### TASK DIRECTIONS
Search the records below for the word "increase". Pull out each line that has it.

[Dataset entries on figures]

-=-=-=-=-

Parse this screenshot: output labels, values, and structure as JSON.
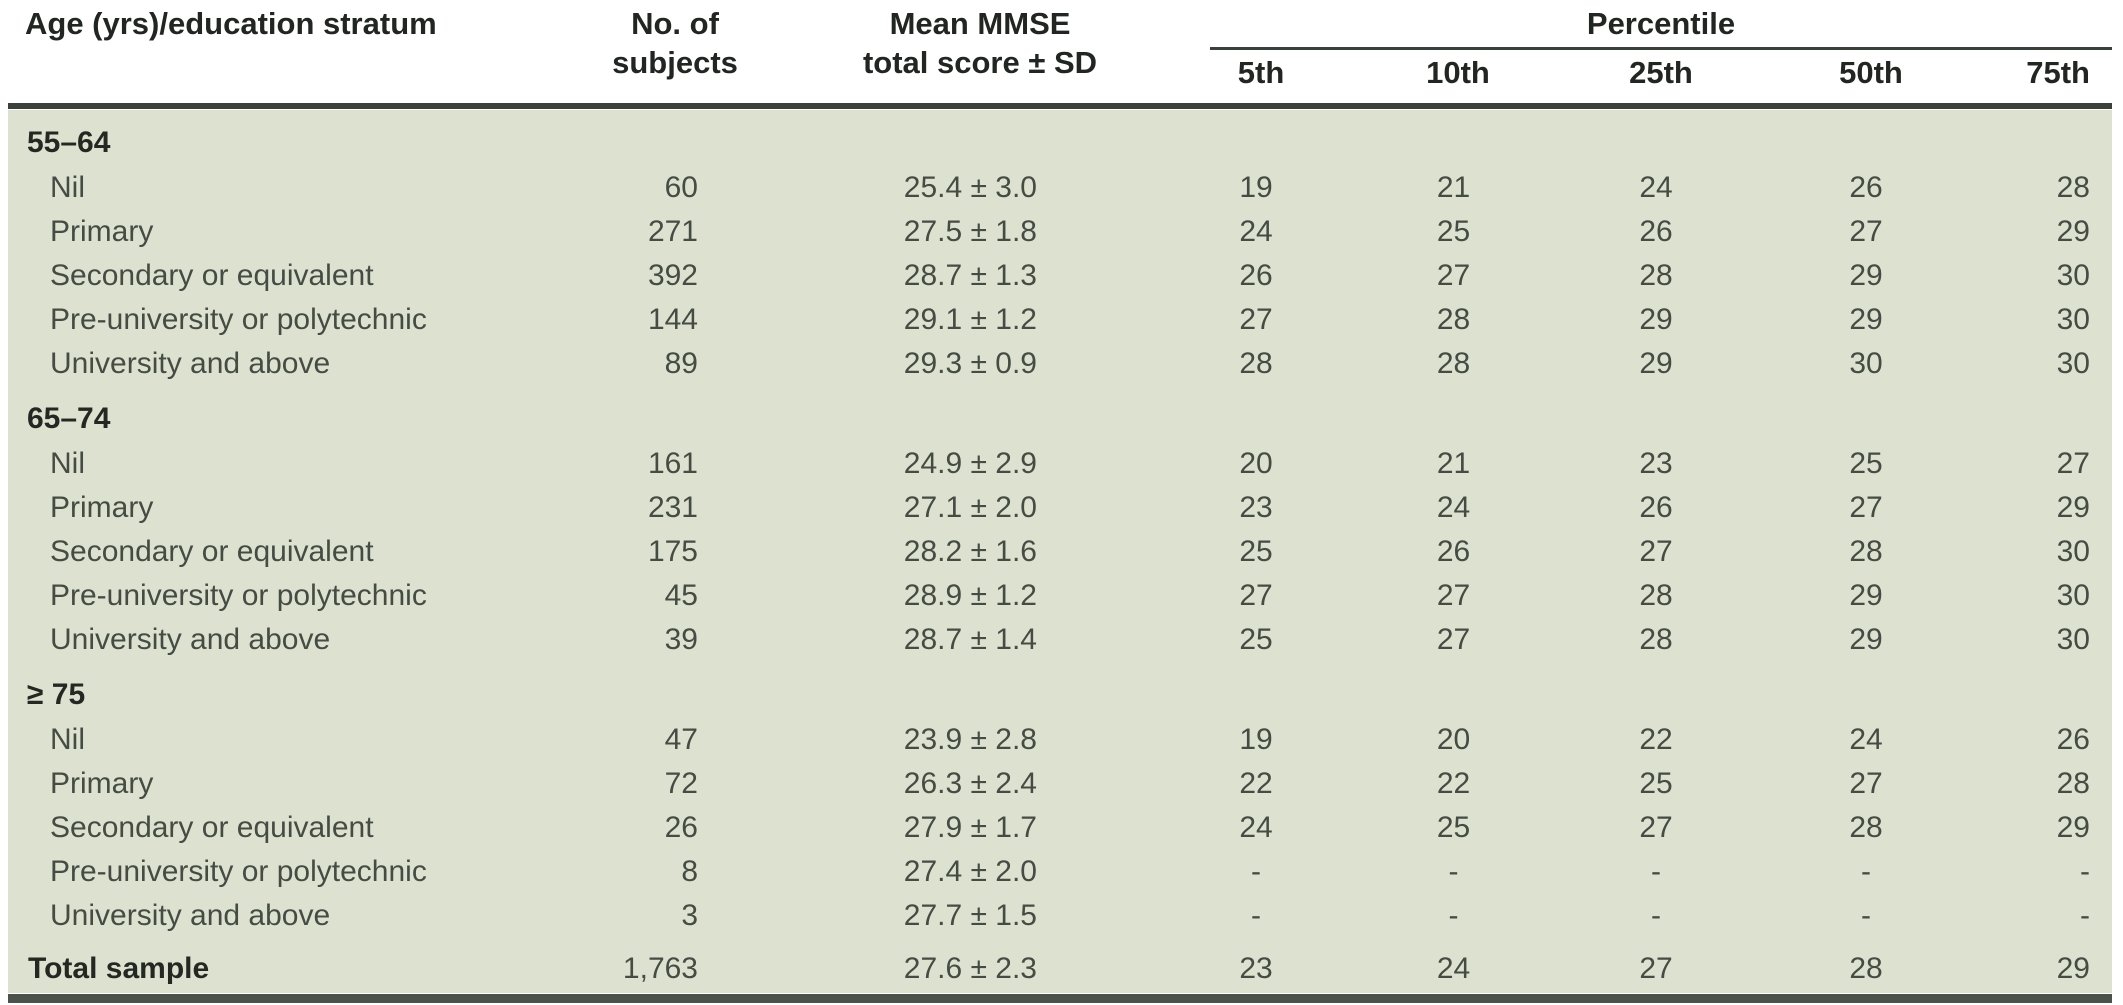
{
  "table": {
    "header": {
      "stratum": "Age (yrs)/education stratum",
      "subjects": [
        "No. of",
        "subjects"
      ],
      "mean": [
        "Mean MMSE",
        "total score ± SD"
      ],
      "percentile_group": "Percentile",
      "percentiles": [
        "5th",
        "10th",
        "25th",
        "50th",
        "75th"
      ]
    },
    "groups": [
      {
        "label": "55–64",
        "rows": [
          {
            "label": "Nil",
            "subjects": "60",
            "mean": "25.4 ± 3.0",
            "percentiles": [
              "19",
              "21",
              "24",
              "26",
              "28"
            ]
          },
          {
            "label": "Primary",
            "subjects": "271",
            "mean": "27.5 ± 1.8",
            "percentiles": [
              "24",
              "25",
              "26",
              "27",
              "29"
            ]
          },
          {
            "label": "Secondary or equivalent",
            "subjects": "392",
            "mean": "28.7 ± 1.3",
            "percentiles": [
              "26",
              "27",
              "28",
              "29",
              "30"
            ]
          },
          {
            "label": "Pre-university or polytechnic",
            "subjects": "144",
            "mean": "29.1 ± 1.2",
            "percentiles": [
              "27",
              "28",
              "29",
              "29",
              "30"
            ]
          },
          {
            "label": "University and above",
            "subjects": "89",
            "mean": "29.3 ± 0.9",
            "percentiles": [
              "28",
              "28",
              "29",
              "30",
              "30"
            ]
          }
        ]
      },
      {
        "label": "65–74",
        "rows": [
          {
            "label": "Nil",
            "subjects": "161",
            "mean": "24.9 ± 2.9",
            "percentiles": [
              "20",
              "21",
              "23",
              "25",
              "27"
            ]
          },
          {
            "label": "Primary",
            "subjects": "231",
            "mean": "27.1 ± 2.0",
            "percentiles": [
              "23",
              "24",
              "26",
              "27",
              "29"
            ]
          },
          {
            "label": "Secondary or equivalent",
            "subjects": "175",
            "mean": "28.2 ± 1.6",
            "percentiles": [
              "25",
              "26",
              "27",
              "28",
              "30"
            ]
          },
          {
            "label": "Pre-university or polytechnic",
            "subjects": "45",
            "mean": "28.9 ± 1.2",
            "percentiles": [
              "27",
              "27",
              "28",
              "29",
              "30"
            ]
          },
          {
            "label": "University and above",
            "subjects": "39",
            "mean": "28.7 ± 1.4",
            "percentiles": [
              "25",
              "27",
              "28",
              "29",
              "30"
            ]
          }
        ]
      },
      {
        "label": "≥ 75",
        "rows": [
          {
            "label": "Nil",
            "subjects": "47",
            "mean": "23.9 ± 2.8",
            "percentiles": [
              "19",
              "20",
              "22",
              "24",
              "26"
            ]
          },
          {
            "label": "Primary",
            "subjects": "72",
            "mean": "26.3 ± 2.4",
            "percentiles": [
              "22",
              "22",
              "25",
              "27",
              "28"
            ]
          },
          {
            "label": "Secondary or equivalent",
            "subjects": "26",
            "mean": "27.9 ± 1.7",
            "percentiles": [
              "24",
              "25",
              "27",
              "28",
              "29"
            ]
          },
          {
            "label": "Pre-university or polytechnic",
            "subjects": "8",
            "mean": "27.4 ± 2.0",
            "percentiles": [
              "-",
              "-",
              "-",
              "-",
              "-"
            ]
          },
          {
            "label": "University and above",
            "subjects": "3",
            "mean": "27.7 ± 1.5",
            "percentiles": [
              "-",
              "-",
              "-",
              "-",
              "-"
            ]
          }
        ]
      }
    ],
    "total": {
      "label": "Total sample",
      "subjects": "1,763",
      "mean": "27.6 ± 2.3",
      "percentiles": [
        "23",
        "24",
        "27",
        "28",
        "29"
      ]
    }
  },
  "colors": {
    "body_background": "#dde2d0",
    "header_rule": "#3a403a",
    "bottom_rule": "#4b514b",
    "header_text": "#212622",
    "body_text": "#454c44"
  }
}
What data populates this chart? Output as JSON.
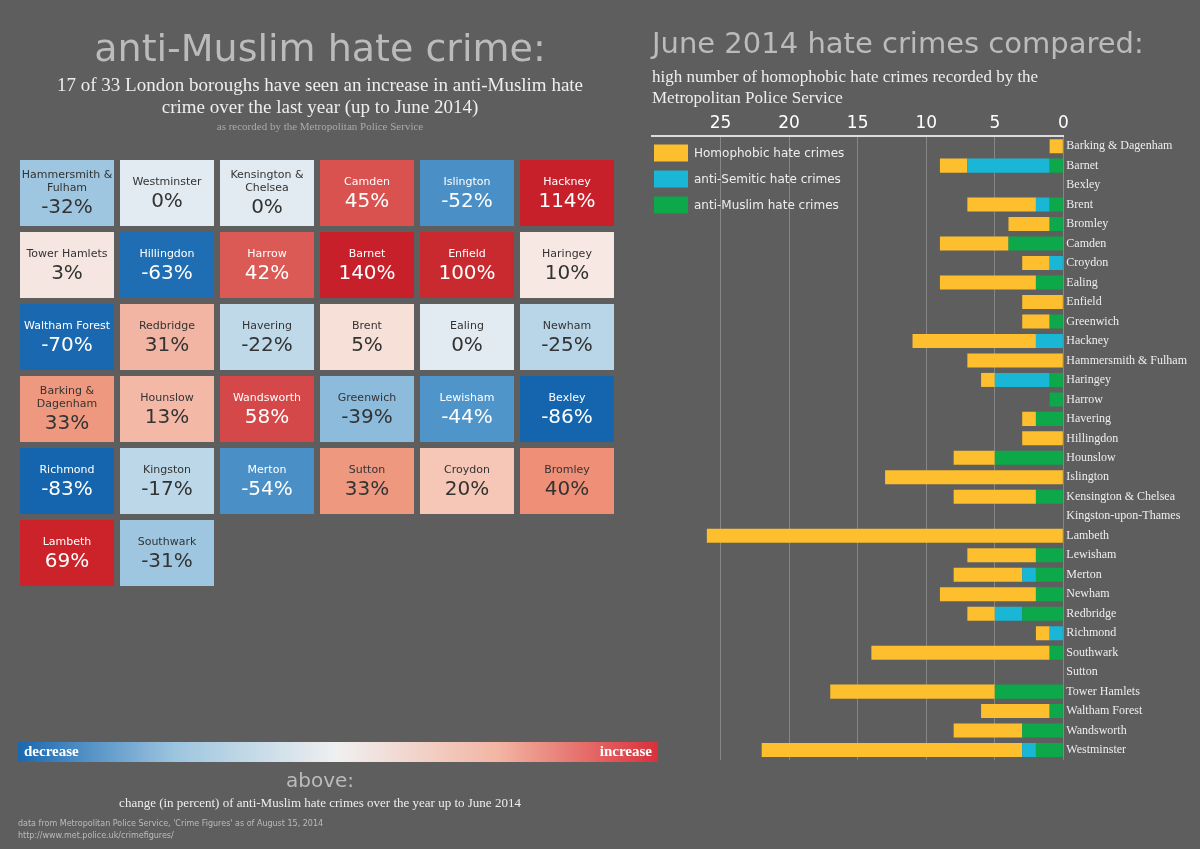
{
  "chart_data": [
    {
      "type": "other",
      "title": "anti-Muslim hate crime:",
      "subtitle": "17 of 33 London boroughs have seen an increase in anti-Muslim hate crime over the last year (up to June 2014)",
      "categories": [
        "Hammersmith & Fulham",
        "Westminster",
        "Kensington & Chelsea",
        "Camden",
        "Islington",
        "Hackney",
        "Tower Hamlets",
        "Hillingdon",
        "Harrow",
        "Barnet",
        "Enfield",
        "Haringey",
        "Waltham Forest",
        "Redbridge",
        "Havering",
        "Brent",
        "Ealing",
        "Newham",
        "Barking & Dagenham",
        "Hounslow",
        "Wandsworth",
        "Greenwich",
        "Lewisham",
        "Bexley",
        "Richmond",
        "Kingston",
        "Merton",
        "Sutton",
        "Croydon",
        "Bromley",
        "Lambeth",
        "Southwark"
      ],
      "values": [
        -32,
        0,
        0,
        45,
        -52,
        114,
        3,
        -63,
        42,
        140,
        100,
        10,
        -70,
        31,
        -22,
        5,
        0,
        -25,
        33,
        13,
        58,
        -39,
        -44,
        -86,
        -83,
        -17,
        -54,
        33,
        20,
        40,
        69,
        -31
      ],
      "colors": [
        "#9ec6e0",
        "#e2ebf2",
        "#e2ebf2",
        "#d9524f",
        "#4a8fc6",
        "#c8202b",
        "#f5e6e2",
        "#1f6db3",
        "#dc5a55",
        "#c8202b",
        "#c92a2f",
        "#f8e8e3",
        "#1a68b0",
        "#f3b5a3",
        "#bfd9e8",
        "#f6e0d8",
        "#e2ebf2",
        "#b8d6e8",
        "#ef9880",
        "#f3b9a6",
        "#d4484a",
        "#8cbbdc",
        "#4f95c9",
        "#1565ae",
        "#1565ae",
        "#bcd8e8",
        "#4a8fc6",
        "#ef9880",
        "#f6c6b6",
        "#ef8f77",
        "#cc2229",
        "#9ec6e0"
      ],
      "value_labels": [
        "-32%",
        "0%",
        "0%",
        "45%",
        "-52%",
        "114%",
        "3%",
        "-63%",
        "42%",
        "140%",
        "100%",
        "10%",
        "-70%",
        "31%",
        "-22%",
        "5%",
        "0%",
        "-25%",
        "33%",
        "13%",
        "58%",
        "-39%",
        "-44%",
        "-86%",
        "-83%",
        "-17%",
        "-54%",
        "33%",
        "20%",
        "40%",
        "69%",
        "-31%"
      ],
      "annotations": [
        "as recorded by the Metropolitan Police Service",
        "decrease",
        "increase",
        "above:",
        "change (in percent) of anti-Muslim hate crimes over the year up to June 2014",
        "data from Metropolitan Police Service, 'Crime Figures' as of August 15, 2014",
        "http://www.met.police.uk/crimefigures/"
      ]
    },
    {
      "type": "bar",
      "orientation": "horizontal",
      "stacked": true,
      "title": "June 2014 hate crimes compared:",
      "subtitle": "high number of homophobic hate crimes recorded by the Metropolitan Police Service",
      "categories": [
        "Barking & Dagenham",
        "Barnet",
        "Bexley",
        "Brent",
        "Bromley",
        "Camden",
        "Croydon",
        "Ealing",
        "Enfield",
        "Greenwich",
        "Hackney",
        "Hammersmith & Fulham",
        "Haringey",
        "Harrow",
        "Havering",
        "Hillingdon",
        "Hounslow",
        "Islington",
        "Kensington & Chelsea",
        "Kingston-upon-Thames",
        "Lambeth",
        "Lewisham",
        "Merton",
        "Newham",
        "Redbridge",
        "Richmond",
        "Southwark",
        "Sutton",
        "Tower Hamlets",
        "Waltham Forest",
        "Wandsworth",
        "Westminster"
      ],
      "series": [
        {
          "name": "anti-Muslim hate crimes",
          "color": "#0ca84a",
          "values": [
            0,
            1,
            0,
            1,
            1,
            4,
            0,
            2,
            0,
            1,
            0,
            0,
            1,
            1,
            2,
            0,
            5,
            0,
            2,
            0,
            0,
            2,
            2,
            2,
            3,
            0,
            1,
            0,
            5,
            1,
            3,
            2
          ]
        },
        {
          "name": "anti-Semitic hate crimes",
          "color": "#19b6d6",
          "values": [
            0,
            6,
            0,
            1,
            0,
            0,
            1,
            0,
            0,
            0,
            2,
            0,
            4,
            0,
            0,
            0,
            0,
            0,
            0,
            0,
            0,
            0,
            1,
            0,
            2,
            1,
            0,
            0,
            0,
            0,
            0,
            1
          ]
        },
        {
          "name": "Homophobic hate crimes",
          "color": "#fdbf2d",
          "values": [
            1,
            2,
            0,
            5,
            3,
            5,
            2,
            7,
            3,
            2,
            9,
            7,
            1,
            0,
            1,
            3,
            3,
            13,
            6,
            0,
            26,
            5,
            5,
            7,
            2,
            1,
            13,
            0,
            12,
            5,
            5,
            19
          ]
        }
      ],
      "xlim": [
        30,
        0
      ],
      "xticks": [
        25,
        20,
        15,
        10,
        5,
        0
      ],
      "grid": "x",
      "legend": "top left"
    }
  ]
}
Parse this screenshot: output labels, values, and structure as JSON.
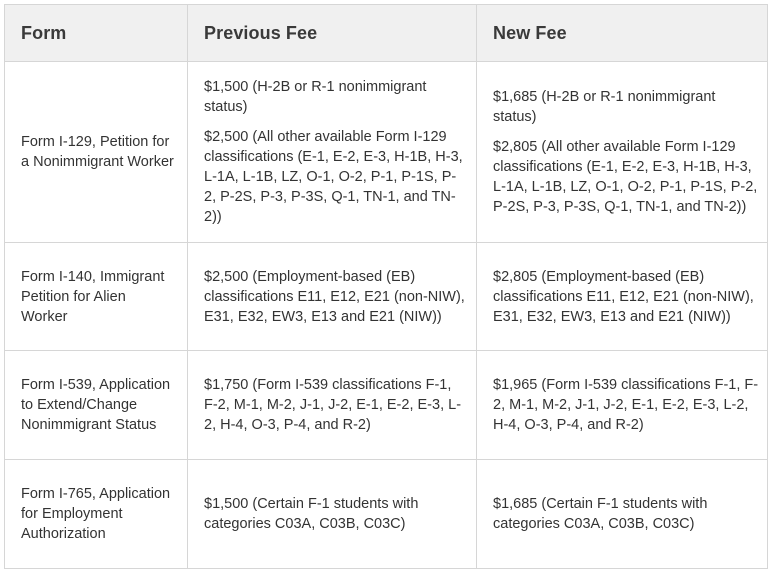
{
  "table": {
    "headers": [
      "Form",
      "Previous Fee",
      "New Fee"
    ],
    "rows": [
      {
        "form": "Form I-129, Petition for a Nonimmigrant Worker",
        "previous_fee": [
          "$1,500 (H-2B or R-1 nonimmigrant status)",
          "$2,500 (All other available Form I-129 classifications (E-1, E-2, E-3, H-1B, H-3, L-1A, L-1B, LZ, O-1, O-2, P-1, P-1S, P-2, P-2S, P-3, P-3S, Q-1, TN-1, and TN-2))"
        ],
        "new_fee": [
          "$1,685 (H-2B or R-1 nonimmigrant status)",
          "$2,805 (All other available Form I-129 classifications (E-1, E-2, E-3, H-1B, H-3, L-1A, L-1B, LZ, O-1, O-2, P-1, P-1S, P-2, P-2S, P-3, P-3S, Q-1, TN-1, and TN-2))"
        ]
      },
      {
        "form": "Form I-140, Immigrant Petition for Alien Worker",
        "previous_fee": [
          "$2,500 (Employment-based (EB) classifications E11, E12, E21 (non-NIW), E31, E32, EW3, E13 and E21 (NIW))"
        ],
        "new_fee": [
          "$2,805 (Employment-based (EB) classifications E11, E12, E21 (non-NIW), E31, E32, EW3, E13 and E21 (NIW))"
        ]
      },
      {
        "form": "Form I-539, Application to Extend/Change Nonimmigrant Status",
        "previous_fee": [
          "$1,750 (Form I-539 classifications F-1, F-2, M-1, M-2, J-1, J-2, E-1, E-2, E-3, L-2, H-4, O-3, P-4, and R-2)"
        ],
        "new_fee": [
          "$1,965 (Form I-539 classifications F-1, F-2, M-1, M-2, J-1, J-2, E-1, E-2, E-3, L-2, H-4, O-3, P-4, and R-2)"
        ]
      },
      {
        "form": "Form I-765, Application for Employment Authorization",
        "previous_fee": [
          "$1,500 (Certain F-1 students with categories C03A, C03B, C03C)"
        ],
        "new_fee": [
          "$1,685 (Certain F-1 students  with categories C03A, C03B, C03C)"
        ]
      }
    ]
  }
}
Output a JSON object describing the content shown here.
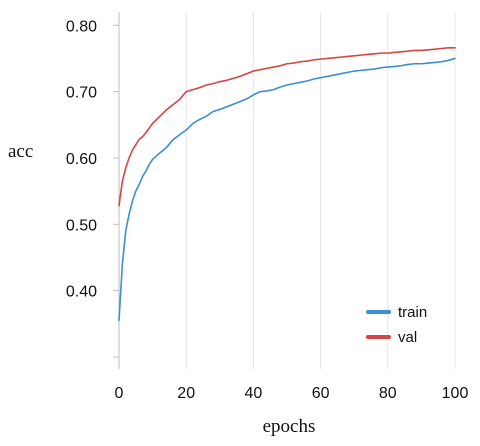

-=-=-=-=-

### WORKED SOLUTION
      "subtitle": "17 of 33 London boroughs have seen an increase in anti-Muslim hate crime over the last year (up to June 2014)",
        "increase",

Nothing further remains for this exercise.